■ **Work required**
Transcribe the records below exactly.

— start of Supplied information —

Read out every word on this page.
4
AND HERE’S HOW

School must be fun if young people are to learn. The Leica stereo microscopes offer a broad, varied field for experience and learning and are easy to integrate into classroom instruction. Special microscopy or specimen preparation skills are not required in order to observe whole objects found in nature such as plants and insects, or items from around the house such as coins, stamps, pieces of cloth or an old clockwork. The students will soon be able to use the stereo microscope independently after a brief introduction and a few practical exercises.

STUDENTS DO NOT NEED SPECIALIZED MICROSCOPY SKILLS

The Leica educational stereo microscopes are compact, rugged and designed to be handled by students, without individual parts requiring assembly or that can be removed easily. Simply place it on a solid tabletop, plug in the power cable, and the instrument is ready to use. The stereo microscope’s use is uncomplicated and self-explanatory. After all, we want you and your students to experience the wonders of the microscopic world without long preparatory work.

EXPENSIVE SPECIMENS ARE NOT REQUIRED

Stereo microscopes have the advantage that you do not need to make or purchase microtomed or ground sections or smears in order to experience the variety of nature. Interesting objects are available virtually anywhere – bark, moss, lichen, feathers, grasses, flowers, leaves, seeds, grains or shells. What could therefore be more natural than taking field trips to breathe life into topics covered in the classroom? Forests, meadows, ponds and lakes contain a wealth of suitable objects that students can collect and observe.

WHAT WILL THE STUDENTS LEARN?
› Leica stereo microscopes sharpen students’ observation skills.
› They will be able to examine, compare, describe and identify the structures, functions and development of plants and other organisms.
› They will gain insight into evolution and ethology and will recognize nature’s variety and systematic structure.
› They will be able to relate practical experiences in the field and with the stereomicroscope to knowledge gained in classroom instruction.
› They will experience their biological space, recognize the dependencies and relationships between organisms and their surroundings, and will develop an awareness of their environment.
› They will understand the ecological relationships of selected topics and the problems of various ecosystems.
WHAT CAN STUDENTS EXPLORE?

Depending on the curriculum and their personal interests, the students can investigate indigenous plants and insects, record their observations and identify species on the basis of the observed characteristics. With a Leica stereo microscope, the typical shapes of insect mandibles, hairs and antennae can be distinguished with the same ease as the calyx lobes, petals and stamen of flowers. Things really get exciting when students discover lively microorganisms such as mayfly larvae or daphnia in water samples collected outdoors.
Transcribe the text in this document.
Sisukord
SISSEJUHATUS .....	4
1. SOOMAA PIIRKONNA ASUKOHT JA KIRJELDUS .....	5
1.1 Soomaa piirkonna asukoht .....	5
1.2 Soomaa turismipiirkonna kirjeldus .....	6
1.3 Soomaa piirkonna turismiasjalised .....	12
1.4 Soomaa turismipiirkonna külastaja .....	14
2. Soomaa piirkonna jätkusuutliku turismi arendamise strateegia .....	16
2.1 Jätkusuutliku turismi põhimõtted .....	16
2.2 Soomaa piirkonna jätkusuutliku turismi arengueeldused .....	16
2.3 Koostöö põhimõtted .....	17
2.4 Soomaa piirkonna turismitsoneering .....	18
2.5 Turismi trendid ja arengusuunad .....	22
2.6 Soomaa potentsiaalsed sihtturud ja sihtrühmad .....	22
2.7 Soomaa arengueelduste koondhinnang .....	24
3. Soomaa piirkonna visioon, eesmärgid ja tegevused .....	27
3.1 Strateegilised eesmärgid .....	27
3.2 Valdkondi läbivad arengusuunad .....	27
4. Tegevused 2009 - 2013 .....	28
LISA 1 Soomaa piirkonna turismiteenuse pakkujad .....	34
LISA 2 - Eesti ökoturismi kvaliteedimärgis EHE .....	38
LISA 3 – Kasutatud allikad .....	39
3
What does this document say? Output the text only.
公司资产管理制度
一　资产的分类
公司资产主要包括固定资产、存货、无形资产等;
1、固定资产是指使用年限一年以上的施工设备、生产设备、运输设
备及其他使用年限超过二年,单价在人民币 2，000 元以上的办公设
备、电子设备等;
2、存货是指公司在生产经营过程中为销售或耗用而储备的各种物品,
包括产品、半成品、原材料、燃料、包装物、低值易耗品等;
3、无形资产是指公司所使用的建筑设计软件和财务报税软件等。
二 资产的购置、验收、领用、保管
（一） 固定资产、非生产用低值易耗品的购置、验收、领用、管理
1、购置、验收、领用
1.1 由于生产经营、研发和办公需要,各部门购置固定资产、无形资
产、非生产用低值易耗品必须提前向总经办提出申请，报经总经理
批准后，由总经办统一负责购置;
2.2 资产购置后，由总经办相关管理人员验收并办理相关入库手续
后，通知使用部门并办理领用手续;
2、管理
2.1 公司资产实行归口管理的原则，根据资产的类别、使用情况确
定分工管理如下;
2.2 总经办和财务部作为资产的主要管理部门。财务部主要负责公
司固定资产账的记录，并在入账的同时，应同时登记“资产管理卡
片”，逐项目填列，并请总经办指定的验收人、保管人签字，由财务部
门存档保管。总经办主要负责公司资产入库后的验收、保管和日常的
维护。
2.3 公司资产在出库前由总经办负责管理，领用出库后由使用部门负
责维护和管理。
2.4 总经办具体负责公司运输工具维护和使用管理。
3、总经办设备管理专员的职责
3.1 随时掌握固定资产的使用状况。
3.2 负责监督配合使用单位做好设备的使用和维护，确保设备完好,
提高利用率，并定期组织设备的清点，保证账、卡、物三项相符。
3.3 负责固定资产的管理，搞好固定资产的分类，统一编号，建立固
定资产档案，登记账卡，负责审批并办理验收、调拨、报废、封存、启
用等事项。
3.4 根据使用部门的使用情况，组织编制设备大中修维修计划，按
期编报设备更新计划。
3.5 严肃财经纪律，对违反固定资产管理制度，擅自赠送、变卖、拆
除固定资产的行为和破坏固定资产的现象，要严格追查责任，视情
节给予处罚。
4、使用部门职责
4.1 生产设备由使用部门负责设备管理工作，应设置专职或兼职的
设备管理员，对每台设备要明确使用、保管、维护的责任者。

— end of Supplied information —

■ **Complete output**
Read out every word on this page.
4
AND HERE’S HOW

School must be fun if young people are to learn. The Leica stereo microscopes offer a broad, varied field for experience and learning and are easy to integrate into classroom instruction. Special microscopy or specimen preparation skills are not required in order to observe whole objects found in nature such as plants and insects, or items from around the house such as coins, stamps, pieces of cloth or an old clockwork. The students will soon be able to use the stereo microscope independently after a brief introduction and a few practical exercises.

STUDENTS DO NOT NEED SPECIALIZED MICROSCOPY SKILLS

The Leica educational stereo microscopes are compact, rugged and designed to be handled by students, without individual parts requiring assembly or that can be removed easily. Simply place it on a solid tabletop, plug in the power cable, and the instrument is ready to use. The stereo microscope’s use is uncomplicated and self-explanatory. After all, we want you and your students to experience the wonders of the microscopic world without long preparatory work.

EXPENSIVE SPECIMENS ARE NOT REQUIRED

Stereo microscopes have the advantage that you do not need to make or purchase microtomed or ground sections or smears in order to experience the variety of nature. Interesting objects are available virtually anywhere – bark, moss, lichen, feathers, grasses, flowers, leaves, seeds, grains or shells. What could therefore be more natural than taking field trips to breathe life into topics covered in the classroom? Forests, meadows, ponds and lakes contain a wealth of suitable objects that students can collect and observe.

WHAT WILL THE STUDENTS LEARN?
› Leica stereo microscopes sharpen students’ observation skills.
› They will be able to examine, compare, describe and identify the structures, functions and development of plants and other organisms.
› They will gain insight into evolution and ethology and will recognize nature’s variety and systematic structure.
› They will be able to relate practical experiences in the field and with the stereomicroscope to knowledge gained in classroom instruction.
› They will experience their biological space, recognize the dependencies and relationships between organisms and their surroundings, and will develop an awareness of their environment.
› They will understand the ecological relationships of selected topics and the problems of various ecosystems.
WHAT CAN STUDENTS EXPLORE?

Depending on the curriculum and their personal interests, the students can investigate indigenous plants and insects, record their observations and identify species on the basis of the observed characteristics. With a Leica stereo microscope, the typical shapes of insect mandibles, hairs and antennae can be distinguished with the same ease as the calyx lobes, petals and stamen of flowers. Things really get exciting when students discover lively microorganisms such as mayfly larvae or daphnia in water samples collected outdoors.
Transcribe the text in this document.
Sisukord
SISSEJUHATUS .....	4
1. SOOMAA PIIRKONNA ASUKOHT JA KIRJELDUS .....	5
1.1 Soomaa piirkonna asukoht .....	5
1.2 Soomaa turismipiirkonna kirjeldus .....	6
1.3 Soomaa piirkonna turismiasjalised .....	12
1.4 Soomaa turismipiirkonna külastaja .....	14
2. Soomaa piirkonna jätkusuutliku turismi arendamise strateegia .....	16
2.1 Jätkusuutliku turismi põhimõtted .....	16
2.2 Soomaa piirkonna jätkusuutliku turismi arengueeldused .....	16
2.3 Koostöö põhimõtted .....	17
2.4 Soomaa piirkonna turismitsoneering .....	18
2.5 Turismi trendid ja arengusuunad .....	22
2.6 Soomaa potentsiaalsed sihtturud ja sihtrühmad .....	22
2.7 Soomaa arengueelduste koondhinnang .....	24
3. Soomaa piirkonna visioon, eesmärgid ja tegevused .....	27
3.1 Strateegilised eesmärgid .....	27
3.2 Valdkondi läbivad arengusuunad .....	27
4. Tegevused 2009 - 2013 .....	28
LISA 1 Soomaa piirkonna turismiteenuse pakkujad .....	34
LISA 2 - Eesti ökoturismi kvaliteedimärgis EHE .....	38
LISA 3 – Kasutatud allikad .....	39
3
What does this document say? Output the text only.
公司资产管理制度
一　资产的分类
公司资产主要包括固定资产、存货、无形资产等;
1、固定资产是指使用年限一年以上的施工设备、生产设备、运输设
备及其他使用年限超过二年,单价在人民币 2，000 元以上的办公设
备、电子设备等;
2、存货是指公司在生产经营过程中为销售或耗用而储备的各种物品,
包括产品、半成品、原材料、燃料、包装物、低值易耗品等;
3、无形资产是指公司所使用的建筑设计软件和财务报税软件等。
二 资产的购置、验收、领用、保管
（一） 固定资产、非生产用低值易耗品的购置、验收、领用、管理
1、购置、验收、领用
1.1 由于生产经营、研发和办公需要,各部门购置固定资产、无形资
产、非生产用低值易耗品必须提前向总经办提出申请，报经总经理
批准后，由总经办统一负责购置;
2.2 资产购置后，由总经办相关管理人员验收并办理相关入库手续
后，通知使用部门并办理领用手续;
2、管理
2.1 公司资产实行归口管理的原则，根据资产的类别、使用情况确
定分工管理如下;
2.2 总经办和财务部作为资产的主要管理部门。财务部主要负责公
司固定资产账的记录，并在入账的同时，应同时登记“资产管理卡
片”，逐项目填列，并请总经办指定的验收人、保管人签字，由财务部
门存档保管。总经办主要负责公司资产入库后的验收、保管和日常的
维护。
2.3 公司资产在出库前由总经办负责管理，领用出库后由使用部门负
责维护和管理。
2.4 总经办具体负责公司运输工具维护和使用管理。
3、总经办设备管理专员的职责
3.1 随时掌握固定资产的使用状况。
3.2 负责监督配合使用单位做好设备的使用和维护，确保设备完好,
提高利用率，并定期组织设备的清点，保证账、卡、物三项相符。
3.3 负责固定资产的管理，搞好固定资产的分类，统一编号，建立固
定资产档案，登记账卡，负责审批并办理验收、调拨、报废、封存、启
用等事项。
3.4 根据使用部门的使用情况，组织编制设备大中修维修计划，按
期编报设备更新计划。
3.5 严肃财经纪律，对违反固定资产管理制度，擅自赠送、变卖、拆
除固定资产的行为和破坏固定资产的现象，要严格追查责任，视情
节给予处罚。
4、使用部门职责
4.1 生产设备由使用部门负责设备管理工作，应设置专职或兼职的
设备管理员，对每台设备要明确使用、保管、维护的责任者。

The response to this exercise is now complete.